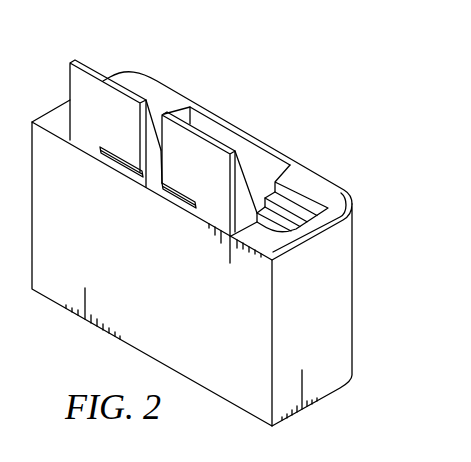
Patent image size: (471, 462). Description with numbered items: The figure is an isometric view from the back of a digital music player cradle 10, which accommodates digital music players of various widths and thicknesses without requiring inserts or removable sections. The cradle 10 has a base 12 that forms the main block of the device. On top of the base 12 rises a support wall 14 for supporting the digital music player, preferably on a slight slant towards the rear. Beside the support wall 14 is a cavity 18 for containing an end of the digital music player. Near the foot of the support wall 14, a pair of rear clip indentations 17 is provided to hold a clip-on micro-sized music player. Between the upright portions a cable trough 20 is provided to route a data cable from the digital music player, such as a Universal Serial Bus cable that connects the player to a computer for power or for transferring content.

The digital music player cradle 10 is at (348, 145).
The base 12 is at (321, 331).
The support wall 14 is at (84, 71).
The rear clip indentations 17 is at (112, 160).
The cavity 18 is at (257, 173).
The cable trough 20 is at (155, 110).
....
TO BE DONE: Format the lines of text in the items above as a JSON list of strings, with one string per line and no blank lines. Leave the pictures out of the answer.

SOLUTION BELOW:
[
  "Patent image size: (471, 462). Description with numbered items: The figure is an isometric view from the back of a digital music player cradle 10, which accommodates digital music players of various widths and thicknesses without requiring inserts or removable sections. The cradle 10 has a base 12 that forms the main block of the device. On top of the base 12 rises a support wall 14 for supporting the digital music player, preferably on a slight slant towards the rear. Beside the support wall 14 is a cavity 18 for containing an end of the digital music player. Near the foot of the support wall 14, a pair of rear clip indentations 17 is provided to hold a clip-on micro-sized music player. Between the upright portions a cable trough 20 is provided to route a data cable from the digital music player, such as a Universal Serial Bus cable that connects the player to a computer for power or for transferring content.",
  "The digital music player cradle 10 is at (348, 145).",
  "The base 12 is at (321, 331).",
  "The support wall 14 is at (84, 71).",
  "The rear clip indentations 17 is at (112, 160).",
  "The cavity 18 is at (257, 173).",
  "The cable trough 20 is at (155, 110)."
]